__Set task 1__
Answer these questions using the forum post about DHCP problems in OpenStack:
(a) How many control nodes does the writer have?
(b) On which networks does everything work for all accounts?
(c) What switch does the writer name as a mistake that a reinstall would allow them to correct?
__Set task 2__
Write out the part of the forum post about DHCP problems in OpenStack that runs from "Well, this all" up to and including "servers and containers).".

I also have 2 control nodes.

But since my first message, I have other problems. Some new instances (for some accounts, on some l3 networks) do not receive their addresses through DHCP. For example, even for the admin@default account, I have these problems.

With my test account too, whereas if I ask a user to try, on some networks it works and some doesn't.

On the other hand, for all, everything works on external networks (even dhcp).

Well, this all seems impossible to fix. I'm not sure I can do what you say because I don't know the order of services. And there are so many logs. I look carefully at these logs, but I can't find the exact problem.

I plan to reinstall because it's an Openstack used by students every year, and there I have a month to get it working. It's just demoralizing to have to redo everything when the system was working so well. On the other hand, it would be an opportunity to correct the mistakes I made (in particular, switching from CentosStream to Ubuntu for servers and containers).

Lines of data
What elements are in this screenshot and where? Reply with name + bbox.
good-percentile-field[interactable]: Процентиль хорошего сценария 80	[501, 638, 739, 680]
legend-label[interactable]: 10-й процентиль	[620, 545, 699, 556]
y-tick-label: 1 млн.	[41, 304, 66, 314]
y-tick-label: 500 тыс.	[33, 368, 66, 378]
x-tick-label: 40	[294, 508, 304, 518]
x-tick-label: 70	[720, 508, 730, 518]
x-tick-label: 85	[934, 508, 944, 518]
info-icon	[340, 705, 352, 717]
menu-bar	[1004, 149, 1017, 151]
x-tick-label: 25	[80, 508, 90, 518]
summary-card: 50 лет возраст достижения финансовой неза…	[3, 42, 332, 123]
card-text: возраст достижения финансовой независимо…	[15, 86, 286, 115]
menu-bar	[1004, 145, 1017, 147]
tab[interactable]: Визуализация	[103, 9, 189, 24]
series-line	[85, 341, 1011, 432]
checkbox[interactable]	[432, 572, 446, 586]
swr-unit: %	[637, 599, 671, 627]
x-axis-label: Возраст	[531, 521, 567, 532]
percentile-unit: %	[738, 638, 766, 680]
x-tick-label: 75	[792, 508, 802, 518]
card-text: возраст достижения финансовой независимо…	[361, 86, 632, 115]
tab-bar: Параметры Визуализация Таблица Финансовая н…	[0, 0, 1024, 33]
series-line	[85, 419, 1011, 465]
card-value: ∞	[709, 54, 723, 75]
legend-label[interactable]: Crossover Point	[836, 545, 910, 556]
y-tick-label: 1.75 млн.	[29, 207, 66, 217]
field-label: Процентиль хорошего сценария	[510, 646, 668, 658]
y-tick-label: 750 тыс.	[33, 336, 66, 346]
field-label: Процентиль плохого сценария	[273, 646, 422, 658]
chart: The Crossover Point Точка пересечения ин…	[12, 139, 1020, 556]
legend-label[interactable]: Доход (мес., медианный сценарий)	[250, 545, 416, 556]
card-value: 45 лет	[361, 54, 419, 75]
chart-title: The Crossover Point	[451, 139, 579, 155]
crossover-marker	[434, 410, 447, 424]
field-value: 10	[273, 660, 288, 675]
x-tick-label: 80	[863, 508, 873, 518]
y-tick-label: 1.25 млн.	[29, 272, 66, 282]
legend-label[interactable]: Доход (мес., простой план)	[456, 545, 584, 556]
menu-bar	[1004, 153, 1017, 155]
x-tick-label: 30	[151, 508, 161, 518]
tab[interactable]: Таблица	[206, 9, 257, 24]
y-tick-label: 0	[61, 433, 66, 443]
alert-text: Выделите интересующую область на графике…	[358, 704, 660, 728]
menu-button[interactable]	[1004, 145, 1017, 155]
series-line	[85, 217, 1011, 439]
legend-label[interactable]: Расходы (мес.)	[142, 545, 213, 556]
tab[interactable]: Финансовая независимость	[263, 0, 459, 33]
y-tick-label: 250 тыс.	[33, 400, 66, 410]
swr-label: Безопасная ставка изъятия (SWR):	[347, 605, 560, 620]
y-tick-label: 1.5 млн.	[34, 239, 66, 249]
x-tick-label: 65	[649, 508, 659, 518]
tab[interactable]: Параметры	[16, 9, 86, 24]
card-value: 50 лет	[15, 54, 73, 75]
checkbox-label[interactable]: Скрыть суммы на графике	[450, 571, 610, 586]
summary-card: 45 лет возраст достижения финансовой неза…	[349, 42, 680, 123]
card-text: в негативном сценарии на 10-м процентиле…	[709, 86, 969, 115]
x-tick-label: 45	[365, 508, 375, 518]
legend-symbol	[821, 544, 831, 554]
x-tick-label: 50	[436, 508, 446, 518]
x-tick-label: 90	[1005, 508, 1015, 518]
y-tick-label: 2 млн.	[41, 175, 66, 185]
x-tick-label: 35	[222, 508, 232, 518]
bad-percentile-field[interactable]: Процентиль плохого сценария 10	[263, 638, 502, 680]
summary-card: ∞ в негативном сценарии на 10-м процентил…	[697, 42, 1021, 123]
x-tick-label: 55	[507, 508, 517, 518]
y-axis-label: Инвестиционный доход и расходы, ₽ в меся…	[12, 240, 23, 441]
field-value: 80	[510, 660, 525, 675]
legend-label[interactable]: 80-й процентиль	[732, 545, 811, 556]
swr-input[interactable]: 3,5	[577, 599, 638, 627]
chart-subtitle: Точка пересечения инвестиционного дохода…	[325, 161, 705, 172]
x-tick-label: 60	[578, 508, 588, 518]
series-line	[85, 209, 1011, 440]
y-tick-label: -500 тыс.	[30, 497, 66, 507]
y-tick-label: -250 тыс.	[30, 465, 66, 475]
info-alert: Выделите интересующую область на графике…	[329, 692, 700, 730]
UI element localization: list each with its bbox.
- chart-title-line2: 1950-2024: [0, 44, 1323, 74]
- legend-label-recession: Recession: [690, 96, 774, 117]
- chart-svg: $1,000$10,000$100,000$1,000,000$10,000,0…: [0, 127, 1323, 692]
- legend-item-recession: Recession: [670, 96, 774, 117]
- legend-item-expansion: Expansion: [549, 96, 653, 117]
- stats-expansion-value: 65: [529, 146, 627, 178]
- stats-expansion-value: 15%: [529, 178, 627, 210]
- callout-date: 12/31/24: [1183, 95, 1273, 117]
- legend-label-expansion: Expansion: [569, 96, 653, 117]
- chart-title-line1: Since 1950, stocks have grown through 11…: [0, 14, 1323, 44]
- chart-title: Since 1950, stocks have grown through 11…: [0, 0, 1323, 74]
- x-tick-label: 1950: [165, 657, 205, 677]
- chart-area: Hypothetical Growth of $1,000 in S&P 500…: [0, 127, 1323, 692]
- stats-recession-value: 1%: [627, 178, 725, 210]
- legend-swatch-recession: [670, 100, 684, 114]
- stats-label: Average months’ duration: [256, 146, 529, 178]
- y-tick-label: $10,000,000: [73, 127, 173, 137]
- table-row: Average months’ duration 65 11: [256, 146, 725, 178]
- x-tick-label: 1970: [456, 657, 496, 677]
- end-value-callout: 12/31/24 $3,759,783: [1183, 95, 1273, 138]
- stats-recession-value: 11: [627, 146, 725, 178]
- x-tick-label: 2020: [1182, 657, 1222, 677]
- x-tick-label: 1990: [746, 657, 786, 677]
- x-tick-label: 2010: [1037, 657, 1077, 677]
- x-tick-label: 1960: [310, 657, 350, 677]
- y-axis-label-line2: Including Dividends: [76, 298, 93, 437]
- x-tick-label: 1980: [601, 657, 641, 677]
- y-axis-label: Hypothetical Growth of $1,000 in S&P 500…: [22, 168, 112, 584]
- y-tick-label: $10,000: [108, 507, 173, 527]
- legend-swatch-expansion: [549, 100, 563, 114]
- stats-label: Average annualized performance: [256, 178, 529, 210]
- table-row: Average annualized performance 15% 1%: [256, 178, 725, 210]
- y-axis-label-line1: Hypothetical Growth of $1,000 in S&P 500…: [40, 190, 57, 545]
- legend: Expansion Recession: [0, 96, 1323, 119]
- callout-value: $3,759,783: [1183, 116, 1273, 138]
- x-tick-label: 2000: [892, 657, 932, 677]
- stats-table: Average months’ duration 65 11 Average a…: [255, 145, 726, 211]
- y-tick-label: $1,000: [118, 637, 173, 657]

__Full response 1__
(a) Two.
(b) External networks.
(c) Switching from CentosStream to Ubuntu for servers and containers.

__Full response 2__
Well, this all seems impossible to fix. I'm not sure I can do what you say because I don't know the order of services. And there are so many logs. I look carefully at these logs, but I can't find the exact problem.

I plan to reinstall because it's an Openstack used by students every year, and there I have a month to get it working. It's just demoralizing to have to redo everything when the system was working so well. On the other hand, it would be an opportunity to correct the mistakes I made (in particular, switching from CentosStream to Ubuntu for servers and containers).